What the exercise asks - Each entry here needs to be set down again exactly, please; pictures are left out.

Figure record extracts:
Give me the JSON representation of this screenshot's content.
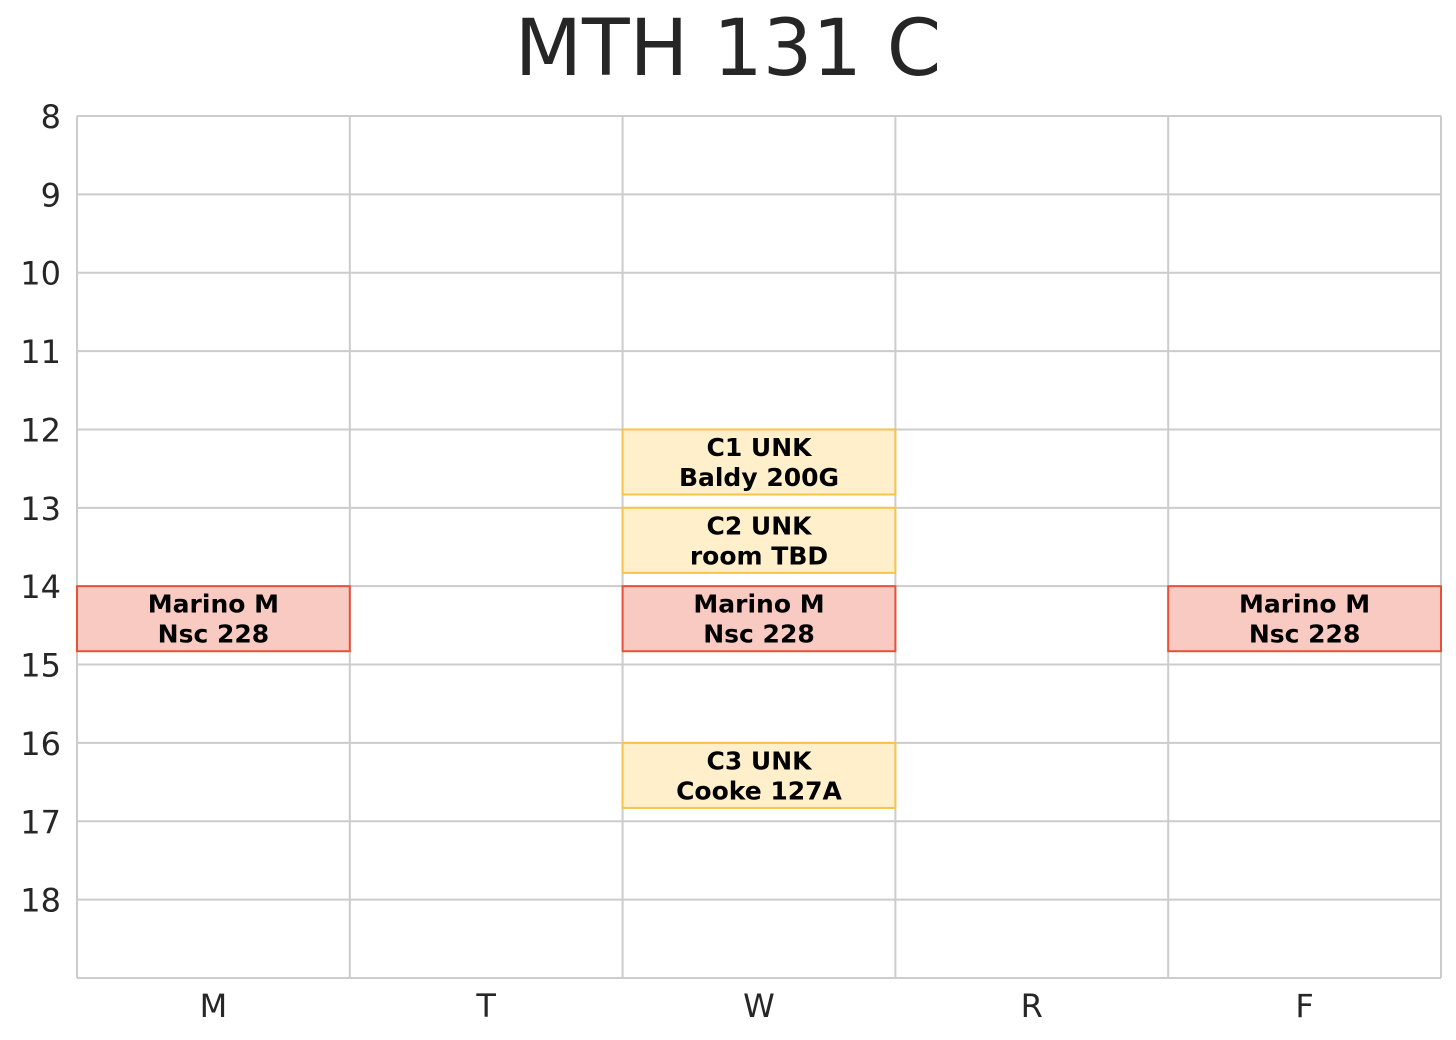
{
  "chart_data": {
    "type": "table",
    "title": "MTH 131 C",
    "xlabel": "",
    "ylabel": "",
    "days": [
      "M",
      "T",
      "W",
      "R",
      "F"
    ],
    "hours": [
      8,
      9,
      10,
      11,
      12,
      13,
      14,
      15,
      16,
      17,
      18
    ],
    "ylim": [
      8,
      19
    ],
    "grid": true,
    "colors": {
      "lecture_fill": "#f8cac1",
      "lecture_edge": "#e8503a",
      "section_fill": "#ffefcb",
      "section_edge": "#f7c34d",
      "grid": "#cccccc"
    },
    "events": [
      {
        "day": "M",
        "start": 14,
        "end": 14.83,
        "lines": [
          "Marino M",
          "Nsc 228"
        ],
        "kind": "lecture"
      },
      {
        "day": "W",
        "start": 14,
        "end": 14.83,
        "lines": [
          "Marino M",
          "Nsc 228"
        ],
        "kind": "lecture"
      },
      {
        "day": "F",
        "start": 14,
        "end": 14.83,
        "lines": [
          "Marino M",
          "Nsc 228"
        ],
        "kind": "lecture"
      },
      {
        "day": "W",
        "start": 12,
        "end": 12.83,
        "lines": [
          "C1 UNK",
          "Baldy 200G"
        ],
        "kind": "section"
      },
      {
        "day": "W",
        "start": 13,
        "end": 13.83,
        "lines": [
          "C2 UNK",
          "room TBD"
        ],
        "kind": "section"
      },
      {
        "day": "W",
        "start": 16,
        "end": 16.83,
        "lines": [
          "C3 UNK",
          "Cooke 127A"
        ],
        "kind": "section"
      }
    ]
  }
}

Expected output -
Give me the JSON representation of this screenshot's content.
{
  "chart_data": {
    "type": "table",
    "title": "MTH 131 C",
    "xlabel": "",
    "ylabel": "",
    "days": [
      "M",
      "T",
      "W",
      "R",
      "F"
    ],
    "hours": [
      8,
      9,
      10,
      11,
      12,
      13,
      14,
      15,
      16,
      17,
      18
    ],
    "ylim": [
      8,
      19
    ],
    "grid": true,
    "colors": {
      "lecture_fill": "#f8cac1",
      "lecture_edge": "#e8503a",
      "section_fill": "#ffefcb",
      "section_edge": "#f7c34d",
      "grid": "#cccccc"
    },
    "events": [
      {
        "day": "M",
        "start": 14,
        "end": 14.83,
        "lines": [
          "Marino M",
          "Nsc 228"
        ],
        "kind": "lecture"
      },
      {
        "day": "W",
        "start": 14,
        "end": 14.83,
        "lines": [
          "Marino M",
          "Nsc 228"
        ],
        "kind": "lecture"
      },
      {
        "day": "F",
        "start": 14,
        "end": 14.83,
        "lines": [
          "Marino M",
          "Nsc 228"
        ],
        "kind": "lecture"
      },
      {
        "day": "W",
        "start": 12,
        "end": 12.83,
        "lines": [
          "C1 UNK",
          "Baldy 200G"
        ],
        "kind": "section"
      },
      {
        "day": "W",
        "start": 13,
        "end": 13.83,
        "lines": [
          "C2 UNK",
          "room TBD"
        ],
        "kind": "section"
      },
      {
        "day": "W",
        "start": 16,
        "end": 16.83,
        "lines": [
          "C3 UNK",
          "Cooke 127A"
        ],
        "kind": "section"
      }
    ]
  }
}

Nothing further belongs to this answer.